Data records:
** Begin **

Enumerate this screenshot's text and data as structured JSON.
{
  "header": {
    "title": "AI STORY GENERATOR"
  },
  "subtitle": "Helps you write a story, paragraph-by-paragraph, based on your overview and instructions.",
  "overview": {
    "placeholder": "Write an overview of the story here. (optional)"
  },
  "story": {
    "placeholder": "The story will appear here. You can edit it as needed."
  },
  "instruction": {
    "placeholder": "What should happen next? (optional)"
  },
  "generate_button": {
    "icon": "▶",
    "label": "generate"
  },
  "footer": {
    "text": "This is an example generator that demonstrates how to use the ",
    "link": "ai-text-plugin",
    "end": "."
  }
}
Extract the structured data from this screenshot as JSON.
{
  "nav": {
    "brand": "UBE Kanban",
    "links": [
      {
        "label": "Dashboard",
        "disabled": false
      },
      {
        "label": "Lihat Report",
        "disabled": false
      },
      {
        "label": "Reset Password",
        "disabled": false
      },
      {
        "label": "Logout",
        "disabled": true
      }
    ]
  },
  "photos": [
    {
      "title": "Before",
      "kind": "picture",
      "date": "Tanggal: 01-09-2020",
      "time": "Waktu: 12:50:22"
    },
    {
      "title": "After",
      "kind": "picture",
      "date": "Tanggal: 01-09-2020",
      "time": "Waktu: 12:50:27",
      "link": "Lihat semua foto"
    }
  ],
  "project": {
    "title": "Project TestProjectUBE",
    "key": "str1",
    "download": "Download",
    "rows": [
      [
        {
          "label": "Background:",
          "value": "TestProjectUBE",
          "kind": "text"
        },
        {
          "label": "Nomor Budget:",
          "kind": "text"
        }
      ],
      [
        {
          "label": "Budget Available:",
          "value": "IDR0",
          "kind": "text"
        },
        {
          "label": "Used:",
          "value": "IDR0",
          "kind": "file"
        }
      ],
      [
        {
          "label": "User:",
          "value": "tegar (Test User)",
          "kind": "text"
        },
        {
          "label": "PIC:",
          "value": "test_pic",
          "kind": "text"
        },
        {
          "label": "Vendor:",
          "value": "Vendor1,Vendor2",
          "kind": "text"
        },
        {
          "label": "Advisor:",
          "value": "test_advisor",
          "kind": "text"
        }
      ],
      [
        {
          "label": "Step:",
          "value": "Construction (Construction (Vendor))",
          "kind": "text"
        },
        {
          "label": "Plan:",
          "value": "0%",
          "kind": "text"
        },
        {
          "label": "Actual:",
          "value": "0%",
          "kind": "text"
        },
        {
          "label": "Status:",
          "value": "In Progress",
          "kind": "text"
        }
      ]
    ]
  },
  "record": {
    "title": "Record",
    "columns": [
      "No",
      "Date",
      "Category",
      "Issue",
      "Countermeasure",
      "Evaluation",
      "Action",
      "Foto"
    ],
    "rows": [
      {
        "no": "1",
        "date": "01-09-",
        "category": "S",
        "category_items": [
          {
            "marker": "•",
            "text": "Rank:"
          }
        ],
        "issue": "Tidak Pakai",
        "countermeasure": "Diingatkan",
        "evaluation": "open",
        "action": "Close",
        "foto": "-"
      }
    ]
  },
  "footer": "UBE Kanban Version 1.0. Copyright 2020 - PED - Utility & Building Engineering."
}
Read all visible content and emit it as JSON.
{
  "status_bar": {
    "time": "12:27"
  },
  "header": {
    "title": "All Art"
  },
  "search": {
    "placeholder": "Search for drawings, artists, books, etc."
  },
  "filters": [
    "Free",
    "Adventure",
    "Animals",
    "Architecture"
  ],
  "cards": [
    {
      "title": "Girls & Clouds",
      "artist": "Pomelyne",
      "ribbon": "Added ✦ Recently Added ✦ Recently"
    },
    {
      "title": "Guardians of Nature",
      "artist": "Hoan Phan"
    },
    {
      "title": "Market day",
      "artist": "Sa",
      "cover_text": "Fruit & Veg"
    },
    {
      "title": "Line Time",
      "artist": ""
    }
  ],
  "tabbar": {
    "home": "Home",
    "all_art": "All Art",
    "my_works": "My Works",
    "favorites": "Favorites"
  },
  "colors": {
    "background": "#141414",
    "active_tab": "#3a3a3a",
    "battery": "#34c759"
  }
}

** End **

» DIRECTIONS FOR THIS TASK:
Reproduce each entry word for word.

» ANSWER TO THE PROBLEM:
Enumerate this screenshot's text and data as structured JSON.
{
  "header": {
    "title": "AI STORY GENERATOR"
  },
  "subtitle": "Helps you write a story, paragraph-by-paragraph, based on your overview and instructions.",
  "overview": {
    "placeholder": "Write an overview of the story here. (optional)"
  },
  "story": {
    "placeholder": "The story will appear here. You can edit it as needed."
  },
  "instruction": {
    "placeholder": "What should happen next? (optional)"
  },
  "generate_button": {
    "icon": "▶",
    "label": "generate"
  },
  "footer": {
    "text": "This is an example generator that demonstrates how to use the ",
    "link": "ai-text-plugin",
    "end": "."
  }
}
Extract the structured data from this screenshot as JSON.
{
  "nav": {
    "brand": "UBE Kanban",
    "links": [
      {
        "label": "Dashboard",
        "disabled": false
      },
      {
        "label": "Lihat Report",
        "disabled": false
      },
      {
        "label": "Reset Password",
        "disabled": false
      },
      {
        "label": "Logout",
        "disabled": true
      }
    ]
  },
  "photos": [
    {
      "title": "Before",
      "kind": "picture",
      "date": "Tanggal: 01-09-2020",
      "time": "Waktu: 12:50:22"
    },
    {
      "title": "After",
      "kind": "picture",
      "date": "Tanggal: 01-09-2020",
      "time": "Waktu: 12:50:27",
      "link": "Lihat semua foto"
    }
  ],
  "project": {
    "title": "Project TestProjectUBE",
    "key": "str1",
    "download": "Download",
    "rows": [
      [
        {
          "label": "Background:",
          "value": "TestProjectUBE",
          "kind": "text"
        },
        {
          "label": "Nomor Budget:",
          "kind": "text"
        }
      ],
      [
        {
          "label": "Budget Available:",
          "value": "IDR0",
          "kind": "text"
        },
        {
          "label": "Used:",
          "value": "IDR0",
          "kind": "file"
        }
      ],
      [
        {
          "label": "User:",
          "value": "tegar (Test User)",
          "kind": "text"
        },
        {
          "label": "PIC:",
          "value": "test_pic",
          "kind": "text"
        },
        {
          "label": "Vendor:",
          "value": "Vendor1,Vendor2",
          "kind": "text"
        },
        {
          "label": "Advisor:",
          "value": "test_advisor",
          "kind": "text"
        }
      ],
      [
        {
          "label": "Step:",
          "value": "Construction (Construction (Vendor))",
          "kind": "text"
        },
        {
          "label": "Plan:",
          "value": "0%",
          "kind": "text"
        },
        {
          "label": "Actual:",
          "value": "0%",
          "kind": "text"
        },
        {
          "label": "Status:",
          "value": "In Progress",
          "kind": "text"
        }
      ]
    ]
  },
  "record": {
    "title": "Record",
    "columns": [
      "No",
      "Date",
      "Category",
      "Issue",
      "Countermeasure",
      "Evaluation",
      "Action",
      "Foto"
    ],
    "rows": [
      {
        "no": "1",
        "date": "01-09-",
        "category": "S",
        "category_items": [
          {
            "marker": "•",
            "text": "Rank:"
          }
        ],
        "issue": "Tidak Pakai",
        "countermeasure": "Diingatkan",
        "evaluation": "open",
        "action": "Close",
        "foto": "-"
      }
    ]
  },
  "footer": "UBE Kanban Version 1.0. Copyright 2020 - PED - Utility & Building Engineering."
}
Read all visible content and emit it as JSON.
{
  "status_bar": {
    "time": "12:27"
  },
  "header": {
    "title": "All Art"
  },
  "search": {
    "placeholder": "Search for drawings, artists, books, etc."
  },
  "filters": [
    "Free",
    "Adventure",
    "Animals",
    "Architecture"
  ],
  "cards": [
    {
      "title": "Girls & Clouds",
      "artist": "Pomelyne",
      "ribbon": "Added ✦ Recently Added ✦ Recently"
    },
    {
      "title": "Guardians of Nature",
      "artist": "Hoan Phan"
    },
    {
      "title": "Market day",
      "artist": "Sa",
      "cover_text": "Fruit & Veg"
    },
    {
      "title": "Line Time",
      "artist": ""
    }
  ],
  "tabbar": {
    "home": "Home",
    "all_art": "All Art",
    "my_works": "My Works",
    "favorites": "Favorites"
  },
  "colors": {
    "background": "#141414",
    "active_tab": "#3a3a3a",
    "battery": "#34c759"
  }
}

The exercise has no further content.